■ **EXERCISE DATA**
>>>>>

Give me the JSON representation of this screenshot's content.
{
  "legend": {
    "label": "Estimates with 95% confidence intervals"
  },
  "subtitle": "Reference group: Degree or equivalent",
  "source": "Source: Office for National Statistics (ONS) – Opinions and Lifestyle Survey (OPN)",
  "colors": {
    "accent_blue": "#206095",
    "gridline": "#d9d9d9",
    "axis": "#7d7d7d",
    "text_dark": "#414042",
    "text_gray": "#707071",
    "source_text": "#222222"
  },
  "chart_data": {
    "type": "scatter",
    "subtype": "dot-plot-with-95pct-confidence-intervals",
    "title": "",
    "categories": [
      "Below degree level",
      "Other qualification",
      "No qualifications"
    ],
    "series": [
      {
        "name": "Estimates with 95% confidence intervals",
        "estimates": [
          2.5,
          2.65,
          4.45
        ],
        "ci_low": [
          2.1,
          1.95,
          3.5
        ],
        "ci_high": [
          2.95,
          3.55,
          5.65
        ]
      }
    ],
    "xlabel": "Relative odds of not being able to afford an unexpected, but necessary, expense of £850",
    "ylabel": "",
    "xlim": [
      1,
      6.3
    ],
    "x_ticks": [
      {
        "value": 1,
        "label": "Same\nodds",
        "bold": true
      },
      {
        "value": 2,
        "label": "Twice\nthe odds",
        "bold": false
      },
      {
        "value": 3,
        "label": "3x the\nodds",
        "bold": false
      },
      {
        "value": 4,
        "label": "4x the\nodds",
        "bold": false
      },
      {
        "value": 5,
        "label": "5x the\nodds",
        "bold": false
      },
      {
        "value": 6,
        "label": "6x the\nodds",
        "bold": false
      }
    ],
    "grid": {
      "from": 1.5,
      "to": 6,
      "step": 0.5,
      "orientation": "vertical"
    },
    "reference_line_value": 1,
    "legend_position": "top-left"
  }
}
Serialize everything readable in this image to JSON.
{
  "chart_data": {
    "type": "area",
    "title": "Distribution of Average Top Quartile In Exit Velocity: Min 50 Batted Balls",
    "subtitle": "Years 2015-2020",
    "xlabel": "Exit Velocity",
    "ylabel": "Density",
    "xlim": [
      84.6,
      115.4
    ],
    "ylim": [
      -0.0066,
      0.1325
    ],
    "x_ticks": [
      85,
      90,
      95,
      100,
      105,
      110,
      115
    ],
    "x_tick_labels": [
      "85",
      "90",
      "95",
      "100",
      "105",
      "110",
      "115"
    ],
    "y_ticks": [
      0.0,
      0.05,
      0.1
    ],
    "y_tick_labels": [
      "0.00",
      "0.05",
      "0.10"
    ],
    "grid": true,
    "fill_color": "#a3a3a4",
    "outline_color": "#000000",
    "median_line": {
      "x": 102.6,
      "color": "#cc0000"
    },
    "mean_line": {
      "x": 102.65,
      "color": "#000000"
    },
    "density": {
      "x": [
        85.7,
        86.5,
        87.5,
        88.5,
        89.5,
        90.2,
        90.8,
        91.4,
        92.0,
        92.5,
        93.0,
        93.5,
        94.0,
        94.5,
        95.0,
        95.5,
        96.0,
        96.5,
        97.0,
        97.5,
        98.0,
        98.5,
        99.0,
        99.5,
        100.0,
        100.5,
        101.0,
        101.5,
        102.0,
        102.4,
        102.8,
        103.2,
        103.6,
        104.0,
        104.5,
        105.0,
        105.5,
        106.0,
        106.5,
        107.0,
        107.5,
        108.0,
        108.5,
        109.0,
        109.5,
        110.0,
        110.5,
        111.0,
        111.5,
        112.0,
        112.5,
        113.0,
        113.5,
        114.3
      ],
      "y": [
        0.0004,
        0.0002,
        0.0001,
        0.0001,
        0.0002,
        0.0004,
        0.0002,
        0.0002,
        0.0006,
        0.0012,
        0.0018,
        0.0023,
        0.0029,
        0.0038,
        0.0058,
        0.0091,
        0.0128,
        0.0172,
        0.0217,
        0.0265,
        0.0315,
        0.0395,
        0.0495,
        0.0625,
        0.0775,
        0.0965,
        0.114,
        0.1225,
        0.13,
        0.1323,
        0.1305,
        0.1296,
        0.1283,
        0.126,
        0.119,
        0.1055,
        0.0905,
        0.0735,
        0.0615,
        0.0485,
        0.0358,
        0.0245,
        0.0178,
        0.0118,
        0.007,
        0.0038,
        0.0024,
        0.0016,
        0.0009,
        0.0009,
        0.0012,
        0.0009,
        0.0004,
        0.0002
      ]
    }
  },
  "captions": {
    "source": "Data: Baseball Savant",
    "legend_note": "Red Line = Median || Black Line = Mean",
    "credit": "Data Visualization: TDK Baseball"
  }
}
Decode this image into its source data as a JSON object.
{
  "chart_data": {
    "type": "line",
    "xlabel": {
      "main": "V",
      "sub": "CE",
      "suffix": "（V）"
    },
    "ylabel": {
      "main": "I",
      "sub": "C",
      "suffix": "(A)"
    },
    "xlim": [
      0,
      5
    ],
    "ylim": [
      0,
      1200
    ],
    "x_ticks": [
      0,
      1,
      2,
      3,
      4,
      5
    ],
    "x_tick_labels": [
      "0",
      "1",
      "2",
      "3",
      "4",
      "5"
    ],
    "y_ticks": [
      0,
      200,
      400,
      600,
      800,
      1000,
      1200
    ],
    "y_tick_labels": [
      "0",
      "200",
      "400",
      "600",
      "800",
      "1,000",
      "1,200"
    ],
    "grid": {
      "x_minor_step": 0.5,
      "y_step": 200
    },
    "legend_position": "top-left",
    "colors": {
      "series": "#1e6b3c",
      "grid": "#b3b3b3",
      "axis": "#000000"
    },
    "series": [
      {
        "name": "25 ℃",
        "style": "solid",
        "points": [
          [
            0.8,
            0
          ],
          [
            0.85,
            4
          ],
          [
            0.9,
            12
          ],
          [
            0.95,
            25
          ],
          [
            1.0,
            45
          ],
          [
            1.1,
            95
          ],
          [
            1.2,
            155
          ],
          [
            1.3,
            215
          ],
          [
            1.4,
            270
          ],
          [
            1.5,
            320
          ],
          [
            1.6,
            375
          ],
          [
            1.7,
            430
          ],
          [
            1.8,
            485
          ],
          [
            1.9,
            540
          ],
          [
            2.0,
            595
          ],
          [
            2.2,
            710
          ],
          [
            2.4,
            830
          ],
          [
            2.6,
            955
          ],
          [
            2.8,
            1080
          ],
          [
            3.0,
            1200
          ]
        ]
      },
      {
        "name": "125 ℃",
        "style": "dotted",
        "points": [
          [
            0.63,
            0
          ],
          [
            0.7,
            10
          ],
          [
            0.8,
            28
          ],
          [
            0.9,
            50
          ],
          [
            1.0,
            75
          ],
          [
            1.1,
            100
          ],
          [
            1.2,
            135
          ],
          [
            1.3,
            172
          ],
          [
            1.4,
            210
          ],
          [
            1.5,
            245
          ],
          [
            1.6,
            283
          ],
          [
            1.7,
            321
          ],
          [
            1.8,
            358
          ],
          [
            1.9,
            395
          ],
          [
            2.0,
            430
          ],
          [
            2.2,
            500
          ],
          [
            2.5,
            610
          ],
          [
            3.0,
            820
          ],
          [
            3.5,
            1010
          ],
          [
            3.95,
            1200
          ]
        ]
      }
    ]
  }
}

<<<<<

■ **EXERCISE TASK**
Output all preceding records character for character.

■ **TASK SOLUTION**
Give me the JSON representation of this screenshot's content.
{
  "legend": {
    "label": "Estimates with 95% confidence intervals"
  },
  "subtitle": "Reference group: Degree or equivalent",
  "source": "Source: Office for National Statistics (ONS) – Opinions and Lifestyle Survey (OPN)",
  "colors": {
    "accent_blue": "#206095",
    "gridline": "#d9d9d9",
    "axis": "#7d7d7d",
    "text_dark": "#414042",
    "text_gray": "#707071",
    "source_text": "#222222"
  },
  "chart_data": {
    "type": "scatter",
    "subtype": "dot-plot-with-95pct-confidence-intervals",
    "title": "",
    "categories": [
      "Below degree level",
      "Other qualification",
      "No qualifications"
    ],
    "series": [
      {
        "name": "Estimates with 95% confidence intervals",
        "estimates": [
          2.5,
          2.65,
          4.45
        ],
        "ci_low": [
          2.1,
          1.95,
          3.5
        ],
        "ci_high": [
          2.95,
          3.55,
          5.65
        ]
      }
    ],
    "xlabel": "Relative odds of not being able to afford an unexpected, but necessary, expense of £850",
    "ylabel": "",
    "xlim": [
      1,
      6.3
    ],
    "x_ticks": [
      {
        "value": 1,
        "label": "Same\nodds",
        "bold": true
      },
      {
        "value": 2,
        "label": "Twice\nthe odds",
        "bold": false
      },
      {
        "value": 3,
        "label": "3x the\nodds",
        "bold": false
      },
      {
        "value": 4,
        "label": "4x the\nodds",
        "bold": false
      },
      {
        "value": 5,
        "label": "5x the\nodds",
        "bold": false
      },
      {
        "value": 6,
        "label": "6x the\nodds",
        "bold": false
      }
    ],
    "grid": {
      "from": 1.5,
      "to": 6,
      "step": 0.5,
      "orientation": "vertical"
    },
    "reference_line_value": 1,
    "legend_position": "top-left"
  }
}
Serialize everything readable in this image to JSON.
{
  "chart_data": {
    "type": "area",
    "title": "Distribution of Average Top Quartile In Exit Velocity: Min 50 Batted Balls",
    "subtitle": "Years 2015-2020",
    "xlabel": "Exit Velocity",
    "ylabel": "Density",
    "xlim": [
      84.6,
      115.4
    ],
    "ylim": [
      -0.0066,
      0.1325
    ],
    "x_ticks": [
      85,
      90,
      95,
      100,
      105,
      110,
      115
    ],
    "x_tick_labels": [
      "85",
      "90",
      "95",
      "100",
      "105",
      "110",
      "115"
    ],
    "y_ticks": [
      0.0,
      0.05,
      0.1
    ],
    "y_tick_labels": [
      "0.00",
      "0.05",
      "0.10"
    ],
    "grid": true,
    "fill_color": "#a3a3a4",
    "outline_color": "#000000",
    "median_line": {
      "x": 102.6,
      "color": "#cc0000"
    },
    "mean_line": {
      "x": 102.65,
      "color": "#000000"
    },
    "density": {
      "x": [
        85.7,
        86.5,
        87.5,
        88.5,
        89.5,
        90.2,
        90.8,
        91.4,
        92.0,
        92.5,
        93.0,
        93.5,
        94.0,
        94.5,
        95.0,
        95.5,
        96.0,
        96.5,
        97.0,
        97.5,
        98.0,
        98.5,
        99.0,
        99.5,
        100.0,
        100.5,
        101.0,
        101.5,
        102.0,
        102.4,
        102.8,
        103.2,
        103.6,
        104.0,
        104.5,
        105.0,
        105.5,
        106.0,
        106.5,
        107.0,
        107.5,
        108.0,
        108.5,
        109.0,
        109.5,
        110.0,
        110.5,
        111.0,
        111.5,
        112.0,
        112.5,
        113.0,
        113.5,
        114.3
      ],
      "y": [
        0.0004,
        0.0002,
        0.0001,
        0.0001,
        0.0002,
        0.0004,
        0.0002,
        0.0002,
        0.0006,
        0.0012,
        0.0018,
        0.0023,
        0.0029,
        0.0038,
        0.0058,
        0.0091,
        0.0128,
        0.0172,
        0.0217,
        0.0265,
        0.0315,
        0.0395,
        0.0495,
        0.0625,
        0.0775,
        0.0965,
        0.114,
        0.1225,
        0.13,
        0.1323,
        0.1305,
        0.1296,
        0.1283,
        0.126,
        0.119,
        0.1055,
        0.0905,
        0.0735,
        0.0615,
        0.0485,
        0.0358,
        0.0245,
        0.0178,
        0.0118,
        0.007,
        0.0038,
        0.0024,
        0.0016,
        0.0009,
        0.0009,
        0.0012,
        0.0009,
        0.0004,
        0.0002
      ]
    }
  },
  "captions": {
    "source": "Data: Baseball Savant",
    "legend_note": "Red Line = Median || Black Line = Mean",
    "credit": "Data Visualization: TDK Baseball"
  }
}
Decode this image into its source data as a JSON object.
{
  "chart_data": {
    "type": "line",
    "xlabel": {
      "main": "V",
      "sub": "CE",
      "suffix": "（V）"
    },
    "ylabel": {
      "main": "I",
      "sub": "C",
      "suffix": "(A)"
    },
    "xlim": [
      0,
      5
    ],
    "ylim": [
      0,
      1200
    ],
    "x_ticks": [
      0,
      1,
      2,
      3,
      4,
      5
    ],
    "x_tick_labels": [
      "0",
      "1",
      "2",
      "3",
      "4",
      "5"
    ],
    "y_ticks": [
      0,
      200,
      400,
      600,
      800,
      1000,
      1200
    ],
    "y_tick_labels": [
      "0",
      "200",
      "400",
      "600",
      "800",
      "1,000",
      "1,200"
    ],
    "grid": {
      "x_minor_step": 0.5,
      "y_step": 200
    },
    "legend_position": "top-left",
    "colors": {
      "series": "#1e6b3c",
      "grid": "#b3b3b3",
      "axis": "#000000"
    },
    "series": [
      {
        "name": "25 ℃",
        "style": "solid",
        "points": [
          [
            0.8,
            0
          ],
          [
            0.85,
            4
          ],
          [
            0.9,
            12
          ],
          [
            0.95,
            25
          ],
          [
            1.0,
            45
          ],
          [
            1.1,
            95
          ],
          [
            1.2,
            155
          ],
          [
            1.3,
            215
          ],
          [
            1.4,
            270
          ],
          [
            1.5,
            320
          ],
          [
            1.6,
            375
          ],
          [
            1.7,
            430
          ],
          [
            1.8,
            485
          ],
          [
            1.9,
            540
          ],
          [
            2.0,
            595
          ],
          [
            2.2,
            710
          ],
          [
            2.4,
            830
          ],
          [
            2.6,
            955
          ],
          [
            2.8,
            1080
          ],
          [
            3.0,
            1200
          ]
        ]
      },
      {
        "name": "125 ℃",
        "style": "dotted",
        "points": [
          [
            0.63,
            0
          ],
          [
            0.7,
            10
          ],
          [
            0.8,
            28
          ],
          [
            0.9,
            50
          ],
          [
            1.0,
            75
          ],
          [
            1.1,
            100
          ],
          [
            1.2,
            135
          ],
          [
            1.3,
            172
          ],
          [
            1.4,
            210
          ],
          [
            1.5,
            245
          ],
          [
            1.6,
            283
          ],
          [
            1.7,
            321
          ],
          [
            1.8,
            358
          ],
          [
            1.9,
            395
          ],
          [
            2.0,
            430
          ],
          [
            2.2,
            500
          ],
          [
            2.5,
            610
          ],
          [
            3.0,
            820
          ],
          [
            3.5,
            1010
          ],
          [
            3.95,
            1200
          ]
        ]
      }
    ]
  }
}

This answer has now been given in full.